* **What is being asked**
Find the lines with the string "SWBBO" and return them.

* **Exercise data**
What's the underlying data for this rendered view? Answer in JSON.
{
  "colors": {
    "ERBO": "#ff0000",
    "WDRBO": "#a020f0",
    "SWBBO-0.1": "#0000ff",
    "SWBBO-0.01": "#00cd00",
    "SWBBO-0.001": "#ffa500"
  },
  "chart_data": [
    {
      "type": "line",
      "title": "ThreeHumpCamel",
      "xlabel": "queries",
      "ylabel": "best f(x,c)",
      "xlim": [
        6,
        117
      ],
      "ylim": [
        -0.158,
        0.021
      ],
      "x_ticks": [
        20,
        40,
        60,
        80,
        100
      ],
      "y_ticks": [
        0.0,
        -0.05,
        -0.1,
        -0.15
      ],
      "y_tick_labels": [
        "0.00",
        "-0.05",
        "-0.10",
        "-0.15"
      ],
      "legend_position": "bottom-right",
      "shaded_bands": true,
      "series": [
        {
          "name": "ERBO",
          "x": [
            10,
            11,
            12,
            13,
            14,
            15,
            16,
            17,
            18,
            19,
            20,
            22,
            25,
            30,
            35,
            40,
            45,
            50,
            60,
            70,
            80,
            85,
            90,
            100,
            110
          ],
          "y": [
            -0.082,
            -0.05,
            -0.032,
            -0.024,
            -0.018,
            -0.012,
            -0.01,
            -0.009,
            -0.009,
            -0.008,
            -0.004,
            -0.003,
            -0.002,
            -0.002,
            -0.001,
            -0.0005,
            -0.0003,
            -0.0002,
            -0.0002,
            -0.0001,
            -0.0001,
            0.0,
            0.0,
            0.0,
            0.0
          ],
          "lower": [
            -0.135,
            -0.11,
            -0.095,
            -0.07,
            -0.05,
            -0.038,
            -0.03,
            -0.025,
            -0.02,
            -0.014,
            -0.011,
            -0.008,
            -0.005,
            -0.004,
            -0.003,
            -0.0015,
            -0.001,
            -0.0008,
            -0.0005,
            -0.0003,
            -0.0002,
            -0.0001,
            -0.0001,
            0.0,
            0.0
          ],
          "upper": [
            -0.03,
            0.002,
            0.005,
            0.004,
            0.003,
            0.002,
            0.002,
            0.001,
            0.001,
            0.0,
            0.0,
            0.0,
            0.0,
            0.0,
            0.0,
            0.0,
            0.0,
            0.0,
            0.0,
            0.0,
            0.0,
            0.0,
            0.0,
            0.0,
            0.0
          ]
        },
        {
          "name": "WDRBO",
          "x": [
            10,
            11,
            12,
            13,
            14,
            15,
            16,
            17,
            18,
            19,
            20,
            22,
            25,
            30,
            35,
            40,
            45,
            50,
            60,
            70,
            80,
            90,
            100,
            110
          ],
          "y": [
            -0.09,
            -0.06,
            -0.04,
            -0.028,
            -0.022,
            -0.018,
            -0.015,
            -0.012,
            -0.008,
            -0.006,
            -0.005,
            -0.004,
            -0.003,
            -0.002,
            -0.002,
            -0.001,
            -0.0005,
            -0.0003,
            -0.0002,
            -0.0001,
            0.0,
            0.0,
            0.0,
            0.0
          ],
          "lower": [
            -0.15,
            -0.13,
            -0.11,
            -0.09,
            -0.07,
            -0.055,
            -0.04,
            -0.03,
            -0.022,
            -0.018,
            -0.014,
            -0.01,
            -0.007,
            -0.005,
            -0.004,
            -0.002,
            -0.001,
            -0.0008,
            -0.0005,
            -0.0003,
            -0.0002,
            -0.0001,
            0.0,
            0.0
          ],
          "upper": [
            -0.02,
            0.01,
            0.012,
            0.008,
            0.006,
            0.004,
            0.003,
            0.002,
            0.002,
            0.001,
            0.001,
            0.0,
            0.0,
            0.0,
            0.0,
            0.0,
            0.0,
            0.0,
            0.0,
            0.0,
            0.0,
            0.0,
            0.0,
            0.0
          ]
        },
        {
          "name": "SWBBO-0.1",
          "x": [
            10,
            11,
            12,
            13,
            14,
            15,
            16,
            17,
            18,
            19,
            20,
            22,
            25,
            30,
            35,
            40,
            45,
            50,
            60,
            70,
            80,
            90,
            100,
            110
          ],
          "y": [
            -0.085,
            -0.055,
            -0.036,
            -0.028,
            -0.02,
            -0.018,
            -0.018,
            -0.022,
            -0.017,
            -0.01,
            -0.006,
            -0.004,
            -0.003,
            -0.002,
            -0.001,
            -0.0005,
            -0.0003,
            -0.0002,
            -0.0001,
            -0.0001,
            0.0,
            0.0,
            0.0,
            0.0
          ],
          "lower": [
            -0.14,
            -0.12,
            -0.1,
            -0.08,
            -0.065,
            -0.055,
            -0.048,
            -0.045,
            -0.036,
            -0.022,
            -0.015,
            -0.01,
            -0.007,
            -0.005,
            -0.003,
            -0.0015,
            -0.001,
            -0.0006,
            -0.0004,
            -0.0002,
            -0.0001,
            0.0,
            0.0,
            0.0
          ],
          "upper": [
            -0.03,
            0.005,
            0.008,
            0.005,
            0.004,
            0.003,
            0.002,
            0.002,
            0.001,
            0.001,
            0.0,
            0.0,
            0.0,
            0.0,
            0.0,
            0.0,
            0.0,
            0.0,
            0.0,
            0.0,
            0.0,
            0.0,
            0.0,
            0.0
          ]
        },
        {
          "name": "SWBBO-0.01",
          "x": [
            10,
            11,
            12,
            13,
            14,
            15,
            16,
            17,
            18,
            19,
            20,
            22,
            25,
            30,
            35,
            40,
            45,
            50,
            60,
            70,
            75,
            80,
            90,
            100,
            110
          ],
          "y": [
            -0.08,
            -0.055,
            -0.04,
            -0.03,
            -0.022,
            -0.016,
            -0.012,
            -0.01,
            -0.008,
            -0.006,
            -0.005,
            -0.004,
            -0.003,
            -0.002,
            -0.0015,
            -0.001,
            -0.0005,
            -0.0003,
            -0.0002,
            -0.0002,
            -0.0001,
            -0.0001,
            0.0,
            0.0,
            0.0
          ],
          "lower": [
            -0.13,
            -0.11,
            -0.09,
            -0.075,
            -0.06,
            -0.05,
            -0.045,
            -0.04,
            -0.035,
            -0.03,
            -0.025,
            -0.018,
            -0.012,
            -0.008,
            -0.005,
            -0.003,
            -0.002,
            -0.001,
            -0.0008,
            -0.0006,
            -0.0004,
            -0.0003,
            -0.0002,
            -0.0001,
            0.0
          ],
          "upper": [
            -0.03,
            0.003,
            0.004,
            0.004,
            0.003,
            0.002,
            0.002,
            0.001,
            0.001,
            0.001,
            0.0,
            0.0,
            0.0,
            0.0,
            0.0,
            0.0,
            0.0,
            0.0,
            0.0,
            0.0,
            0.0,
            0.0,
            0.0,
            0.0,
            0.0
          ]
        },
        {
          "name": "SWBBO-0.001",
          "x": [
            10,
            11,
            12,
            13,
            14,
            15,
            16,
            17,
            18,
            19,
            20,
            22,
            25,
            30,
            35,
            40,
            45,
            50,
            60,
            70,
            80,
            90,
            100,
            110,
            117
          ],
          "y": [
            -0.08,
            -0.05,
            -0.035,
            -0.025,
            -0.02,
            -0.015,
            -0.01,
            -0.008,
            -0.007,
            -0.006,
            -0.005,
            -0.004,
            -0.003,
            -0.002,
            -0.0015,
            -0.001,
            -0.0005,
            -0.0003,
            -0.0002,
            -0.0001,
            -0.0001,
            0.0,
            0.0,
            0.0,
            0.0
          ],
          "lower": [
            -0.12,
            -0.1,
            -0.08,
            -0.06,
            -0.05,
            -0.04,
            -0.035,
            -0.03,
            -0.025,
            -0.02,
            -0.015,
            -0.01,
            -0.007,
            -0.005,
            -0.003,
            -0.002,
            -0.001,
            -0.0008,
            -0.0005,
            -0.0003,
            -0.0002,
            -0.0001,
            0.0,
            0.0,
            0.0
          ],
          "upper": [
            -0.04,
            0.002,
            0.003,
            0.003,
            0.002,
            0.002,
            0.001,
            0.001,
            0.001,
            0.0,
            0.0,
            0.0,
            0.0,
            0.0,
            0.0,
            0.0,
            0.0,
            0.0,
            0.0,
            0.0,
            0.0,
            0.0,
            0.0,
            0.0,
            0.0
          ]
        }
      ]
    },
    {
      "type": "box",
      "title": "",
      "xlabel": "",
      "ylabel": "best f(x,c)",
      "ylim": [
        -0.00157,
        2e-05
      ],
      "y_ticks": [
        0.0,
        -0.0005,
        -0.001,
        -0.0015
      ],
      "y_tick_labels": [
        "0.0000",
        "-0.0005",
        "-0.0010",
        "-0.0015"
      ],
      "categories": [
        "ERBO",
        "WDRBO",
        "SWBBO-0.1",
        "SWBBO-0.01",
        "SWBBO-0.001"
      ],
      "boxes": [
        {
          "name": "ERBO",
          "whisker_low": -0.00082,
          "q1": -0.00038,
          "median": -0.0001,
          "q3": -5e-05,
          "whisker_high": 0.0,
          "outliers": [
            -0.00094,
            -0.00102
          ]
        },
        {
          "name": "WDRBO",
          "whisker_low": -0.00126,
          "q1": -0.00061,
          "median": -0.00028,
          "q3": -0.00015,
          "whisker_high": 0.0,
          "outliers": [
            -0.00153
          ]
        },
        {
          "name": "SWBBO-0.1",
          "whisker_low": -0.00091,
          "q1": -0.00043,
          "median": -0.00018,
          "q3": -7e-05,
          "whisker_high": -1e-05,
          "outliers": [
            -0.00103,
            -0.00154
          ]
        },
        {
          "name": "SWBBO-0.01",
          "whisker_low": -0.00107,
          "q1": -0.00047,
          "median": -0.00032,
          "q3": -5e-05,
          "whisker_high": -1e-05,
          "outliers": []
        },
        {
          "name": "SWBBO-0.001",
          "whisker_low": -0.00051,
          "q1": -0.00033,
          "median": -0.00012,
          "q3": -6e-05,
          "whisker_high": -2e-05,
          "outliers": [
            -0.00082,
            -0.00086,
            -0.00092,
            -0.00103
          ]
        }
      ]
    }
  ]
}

* **Finished answer**
    "SWBBO-0.1": "#0000ff",
    "SWBBO-0.01": "#00cd00",
    "SWBBO-0.001": "#ffa500"
          "name": "SWBBO-0.1",
          "name": "SWBBO-0.01",
          "name": "SWBBO-0.001",
        "SWBBO-0.1",
        "SWBBO-0.01",
        "SWBBO-0.001"
          "name": "SWBBO-0.1",
          "name": "SWBBO-0.01",
          "name": "SWBBO-0.001",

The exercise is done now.